[Stored items from a collection]
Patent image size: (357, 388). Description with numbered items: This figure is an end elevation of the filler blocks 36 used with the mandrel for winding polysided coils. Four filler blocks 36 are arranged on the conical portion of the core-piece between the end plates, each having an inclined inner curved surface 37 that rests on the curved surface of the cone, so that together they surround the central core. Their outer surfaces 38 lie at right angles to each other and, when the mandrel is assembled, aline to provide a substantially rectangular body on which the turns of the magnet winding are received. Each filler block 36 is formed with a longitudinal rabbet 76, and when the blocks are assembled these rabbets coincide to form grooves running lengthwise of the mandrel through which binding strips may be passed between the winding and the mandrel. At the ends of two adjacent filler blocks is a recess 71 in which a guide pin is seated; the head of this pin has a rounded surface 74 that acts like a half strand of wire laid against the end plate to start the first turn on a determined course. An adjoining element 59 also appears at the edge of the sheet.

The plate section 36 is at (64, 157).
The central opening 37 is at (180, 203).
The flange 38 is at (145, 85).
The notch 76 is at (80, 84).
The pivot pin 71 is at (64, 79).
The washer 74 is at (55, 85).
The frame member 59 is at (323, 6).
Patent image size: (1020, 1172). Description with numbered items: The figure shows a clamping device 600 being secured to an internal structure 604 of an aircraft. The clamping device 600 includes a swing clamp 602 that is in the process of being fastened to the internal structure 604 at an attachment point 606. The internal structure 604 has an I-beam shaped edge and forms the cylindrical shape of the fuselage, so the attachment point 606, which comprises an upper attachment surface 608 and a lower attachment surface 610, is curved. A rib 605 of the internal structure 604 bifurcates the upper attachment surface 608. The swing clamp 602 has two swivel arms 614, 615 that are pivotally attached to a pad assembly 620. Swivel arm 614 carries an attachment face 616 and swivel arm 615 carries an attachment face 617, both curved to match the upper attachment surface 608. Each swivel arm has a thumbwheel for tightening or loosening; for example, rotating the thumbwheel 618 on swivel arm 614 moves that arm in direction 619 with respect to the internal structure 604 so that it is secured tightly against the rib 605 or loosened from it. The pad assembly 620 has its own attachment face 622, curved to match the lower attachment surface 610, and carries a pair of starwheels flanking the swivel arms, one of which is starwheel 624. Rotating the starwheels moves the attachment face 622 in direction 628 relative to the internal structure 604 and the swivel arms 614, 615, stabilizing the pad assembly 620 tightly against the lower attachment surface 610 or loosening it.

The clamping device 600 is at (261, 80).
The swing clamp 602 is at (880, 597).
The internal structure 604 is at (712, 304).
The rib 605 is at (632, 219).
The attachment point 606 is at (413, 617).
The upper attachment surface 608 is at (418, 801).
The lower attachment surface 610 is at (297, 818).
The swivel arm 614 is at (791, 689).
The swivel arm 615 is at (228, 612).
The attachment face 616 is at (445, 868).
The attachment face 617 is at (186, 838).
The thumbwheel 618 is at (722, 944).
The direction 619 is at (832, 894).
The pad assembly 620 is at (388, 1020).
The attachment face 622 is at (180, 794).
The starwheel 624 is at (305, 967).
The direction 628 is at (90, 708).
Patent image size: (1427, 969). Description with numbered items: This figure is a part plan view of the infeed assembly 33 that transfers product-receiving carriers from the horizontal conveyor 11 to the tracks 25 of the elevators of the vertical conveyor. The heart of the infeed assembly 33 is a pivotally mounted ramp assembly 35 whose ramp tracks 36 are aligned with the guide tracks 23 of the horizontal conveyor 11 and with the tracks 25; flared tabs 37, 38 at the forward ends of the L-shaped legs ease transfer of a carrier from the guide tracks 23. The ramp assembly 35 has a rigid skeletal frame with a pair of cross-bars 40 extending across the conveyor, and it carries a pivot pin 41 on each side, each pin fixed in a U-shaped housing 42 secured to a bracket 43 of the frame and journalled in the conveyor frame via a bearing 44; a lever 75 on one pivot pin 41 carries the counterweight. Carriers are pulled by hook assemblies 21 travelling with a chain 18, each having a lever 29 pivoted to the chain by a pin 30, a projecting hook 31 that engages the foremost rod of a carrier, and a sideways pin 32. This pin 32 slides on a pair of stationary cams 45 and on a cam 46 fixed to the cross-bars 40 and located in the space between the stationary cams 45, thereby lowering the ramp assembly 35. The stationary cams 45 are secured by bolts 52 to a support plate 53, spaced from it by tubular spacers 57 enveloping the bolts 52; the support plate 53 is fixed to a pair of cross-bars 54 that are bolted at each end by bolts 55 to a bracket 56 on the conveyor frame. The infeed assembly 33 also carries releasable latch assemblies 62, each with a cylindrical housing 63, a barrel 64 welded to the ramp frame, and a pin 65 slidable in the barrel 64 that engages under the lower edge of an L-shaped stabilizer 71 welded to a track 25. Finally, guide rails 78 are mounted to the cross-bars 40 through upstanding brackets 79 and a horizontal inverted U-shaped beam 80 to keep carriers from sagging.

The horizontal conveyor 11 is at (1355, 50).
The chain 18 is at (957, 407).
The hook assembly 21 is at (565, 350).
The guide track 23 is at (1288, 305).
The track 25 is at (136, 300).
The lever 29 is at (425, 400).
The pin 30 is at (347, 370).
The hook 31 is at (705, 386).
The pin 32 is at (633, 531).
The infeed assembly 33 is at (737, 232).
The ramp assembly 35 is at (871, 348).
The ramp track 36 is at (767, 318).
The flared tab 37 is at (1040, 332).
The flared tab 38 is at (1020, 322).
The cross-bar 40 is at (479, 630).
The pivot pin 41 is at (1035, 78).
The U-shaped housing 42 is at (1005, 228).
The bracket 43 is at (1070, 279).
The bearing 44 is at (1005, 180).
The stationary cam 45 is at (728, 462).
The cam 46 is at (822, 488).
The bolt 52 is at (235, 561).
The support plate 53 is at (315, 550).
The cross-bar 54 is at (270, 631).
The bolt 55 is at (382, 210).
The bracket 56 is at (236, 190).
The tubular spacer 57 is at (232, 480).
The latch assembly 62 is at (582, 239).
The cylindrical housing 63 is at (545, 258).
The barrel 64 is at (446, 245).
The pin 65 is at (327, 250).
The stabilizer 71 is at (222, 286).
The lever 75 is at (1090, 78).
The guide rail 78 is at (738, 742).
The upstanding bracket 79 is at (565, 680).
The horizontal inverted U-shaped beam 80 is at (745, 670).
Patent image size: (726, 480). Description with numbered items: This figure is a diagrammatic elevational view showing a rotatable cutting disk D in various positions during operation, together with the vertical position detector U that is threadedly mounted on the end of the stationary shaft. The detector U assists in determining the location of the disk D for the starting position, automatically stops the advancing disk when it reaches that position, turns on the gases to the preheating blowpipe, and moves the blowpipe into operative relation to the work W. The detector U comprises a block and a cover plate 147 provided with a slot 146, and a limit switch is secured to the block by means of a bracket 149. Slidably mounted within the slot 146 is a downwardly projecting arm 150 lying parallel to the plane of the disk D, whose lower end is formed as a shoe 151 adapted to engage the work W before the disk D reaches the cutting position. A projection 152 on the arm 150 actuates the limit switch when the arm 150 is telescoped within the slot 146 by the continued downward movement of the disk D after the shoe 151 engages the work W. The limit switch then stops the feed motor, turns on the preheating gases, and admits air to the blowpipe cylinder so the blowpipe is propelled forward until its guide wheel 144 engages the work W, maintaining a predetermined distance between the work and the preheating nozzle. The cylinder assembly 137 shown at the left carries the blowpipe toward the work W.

* Description of the task
Can you edit the records so that each "Patent image size" reads "Drawing dimensions" and every other part stays the same?

* Task output
Drawing dimensions: (357, 388). Description with numbered items: This figure is an end elevation of the filler blocks 36 used with the mandrel for winding polysided coils. Four filler blocks 36 are arranged on the conical portion of the core-piece between the end plates, each having an inclined inner curved surface 37 that rests on the curved surface of the cone, so that together they surround the central core. Their outer surfaces 38 lie at right angles to each other and, when the mandrel is assembled, aline to provide a substantially rectangular body on which the turns of the magnet winding are received. Each filler block 36 is formed with a longitudinal rabbet 76, and when the blocks are assembled these rabbets coincide to form grooves running lengthwise of the mandrel through which binding strips may be passed between the winding and the mandrel. At the ends of two adjacent filler blocks is a recess 71 in which a guide pin is seated; the head of this pin has a rounded surface 74 that acts like a half strand of wire laid against the end plate to start the first turn on a determined course. An adjoining element 59 also appears at the edge of the sheet.

The plate section 36 is at (64, 157).
The central opening 37 is at (180, 203).
The flange 38 is at (145, 85).
The notch 76 is at (80, 84).
The pivot pin 71 is at (64, 79).
The washer 74 is at (55, 85).
The frame member 59 is at (323, 6).
Drawing dimensions: (1020, 1172). Description with numbered items: The figure shows a clamping device 600 being secured to an internal structure 604 of an aircraft. The clamping device 600 includes a swing clamp 602 that is in the process of being fastened to the internal structure 604 at an attachment point 606. The internal structure 604 has an I-beam shaped edge and forms the cylindrical shape of the fuselage, so the attachment point 606, which comprises an upper attachment surface 608 and a lower attachment surface 610, is curved. A rib 605 of the internal structure 604 bifurcates the upper attachment surface 608. The swing clamp 602 has two swivel arms 614, 615 that are pivotally attached to a pad assembly 620. Swivel arm 614 carries an attachment face 616 and swivel arm 615 carries an attachment face 617, both curved to match the upper attachment surface 608. Each swivel arm has a thumbwheel for tightening or loosening; for example, rotating the thumbwheel 618 on swivel arm 614 moves that arm in direction 619 with respect to the internal structure 604 so that it is secured tightly against the rib 605 or loosened from it. The pad assembly 620 has its own attachment face 622, curved to match the lower attachment surface 610, and carries a pair of starwheels flanking the swivel arms, one of which is starwheel 624. Rotating the starwheels moves the attachment face 622 in direction 628 relative to the internal structure 604 and the swivel arms 614, 615, stabilizing the pad assembly 620 tightly against the lower attachment surface 610 or loosening it.

The clamping device 600 is at (261, 80).
The swing clamp 602 is at (880, 597).
The internal structure 604 is at (712, 304).
The rib 605 is at (632, 219).
The attachment point 606 is at (413, 617).
The upper attachment surface 608 is at (418, 801).
The lower attachment surface 610 is at (297, 818).
The swivel arm 614 is at (791, 689).
The swivel arm 615 is at (228, 612).
The attachment face 616 is at (445, 868).
The attachment face 617 is at (186, 838).
The thumbwheel 618 is at (722, 944).
The direction 619 is at (832, 894).
The pad assembly 620 is at (388, 1020).
The attachment face 622 is at (180, 794).
The starwheel 624 is at (305, 967).
The direction 628 is at (90, 708).
Drawing dimensions: (1427, 969). Description with numbered items: This figure is a part plan view of the infeed assembly 33 that transfers product-receiving carriers from the horizontal conveyor 11 to the tracks 25 of the elevators of the vertical conveyor. The heart of the infeed assembly 33 is a pivotally mounted ramp assembly 35 whose ramp tracks 36 are aligned with the guide tracks 23 of the horizontal conveyor 11 and with the tracks 25; flared tabs 37, 38 at the forward ends of the L-shaped legs ease transfer of a carrier from the guide tracks 23. The ramp assembly 35 has a rigid skeletal frame with a pair of cross-bars 40 extending across the conveyor, and it carries a pivot pin 41 on each side, each pin fixed in a U-shaped housing 42 secured to a bracket 43 of the frame and journalled in the conveyor frame via a bearing 44; a lever 75 on one pivot pin 41 carries the counterweight. Carriers are pulled by hook assemblies 21 travelling with a chain 18, each having a lever 29 pivoted to the chain by a pin 30, a projecting hook 31 that engages the foremost rod of a carrier, and a sideways pin 32. This pin 32 slides on a pair of stationary cams 45 and on a cam 46 fixed to the cross-bars 40 and located in the space between the stationary cams 45, thereby lowering the ramp assembly 35. The stationary cams 45 are secured by bolts 52 to a support plate 53, spaced from it by tubular spacers 57 enveloping the bolts 52; the support plate 53 is fixed to a pair of cross-bars 54 that are bolted at each end by bolts 55 to a bracket 56 on the conveyor frame. The infeed assembly 33 also carries releasable latch assemblies 62, each with a cylindrical housing 63, a barrel 64 welded to the ramp frame, and a pin 65 slidable in the barrel 64 that engages under the lower edge of an L-shaped stabilizer 71 welded to a track 25. Finally, guide rails 78 are mounted to the cross-bars 40 through upstanding brackets 79 and a horizontal inverted U-shaped beam 80 to keep carriers from sagging.

The horizontal conveyor 11 is at (1355, 50).
The chain 18 is at (957, 407).
The hook assembly 21 is at (565, 350).
The guide track 23 is at (1288, 305).
The track 25 is at (136, 300).
The lever 29 is at (425, 400).
The pin 30 is at (347, 370).
The hook 31 is at (705, 386).
The pin 32 is at (633, 531).
The infeed assembly 33 is at (737, 232).
The ramp assembly 35 is at (871, 348).
The ramp track 36 is at (767, 318).
The flared tab 37 is at (1040, 332).
The flared tab 38 is at (1020, 322).
The cross-bar 40 is at (479, 630).
The pivot pin 41 is at (1035, 78).
The U-shaped housing 42 is at (1005, 228).
The bracket 43 is at (1070, 279).
The bearing 44 is at (1005, 180).
The stationary cam 45 is at (728, 462).
The cam 46 is at (822, 488).
The bolt 52 is at (235, 561).
The support plate 53 is at (315, 550).
The cross-bar 54 is at (270, 631).
The bolt 55 is at (382, 210).
The bracket 56 is at (236, 190).
The tubular spacer 57 is at (232, 480).
The latch assembly 62 is at (582, 239).
The cylindrical housing 63 is at (545, 258).
The barrel 64 is at (446, 245).
The pin 65 is at (327, 250).
The stabilizer 71 is at (222, 286).
The lever 75 is at (1090, 78).
The guide rail 78 is at (738, 742).
The upstanding bracket 79 is at (565, 680).
The horizontal inverted U-shaped beam 80 is at (745, 670).
Drawing dimensions: (726, 480). Description with numbered items: This figure is a diagrammatic elevational view showing a rotatable cutting disk D in various positions during operation, together with the vertical position detector U that is threadedly mounted on the end of the stationary shaft. The detector U assists in determining the location of the disk D for the starting position, automatically stops the advancing disk when it reaches that position, turns on the gases to the preheating blowpipe, and moves the blowpipe into operative relation to the work W. The detector U comprises a block and a cover plate 147 provided with a slot 146, and a limit switch is secured to the block by means of a bracket 149. Slidably mounted within the slot 146 is a downwardly projecting arm 150 lying parallel to the plane of the disk D, whose lower end is formed as a shoe 151 adapted to engage the work W before the disk D reaches the cutting position. A projection 152 on the arm 150 actuates the limit switch when the arm 150 is telescoped within the slot 146 by the continued downward movement of the disk D after the shoe 151 engages the work W. The limit switch then stops the feed motor, turns on the preheating gases, and admits air to the blowpipe cylinder so the blowpipe is propelled forward until its guide wheel 144 engages the work W, maintaining a predetermined distance between the work and the preheating nozzle. The cylinder assembly 137 shown at the left carries the blowpipe toward the work W.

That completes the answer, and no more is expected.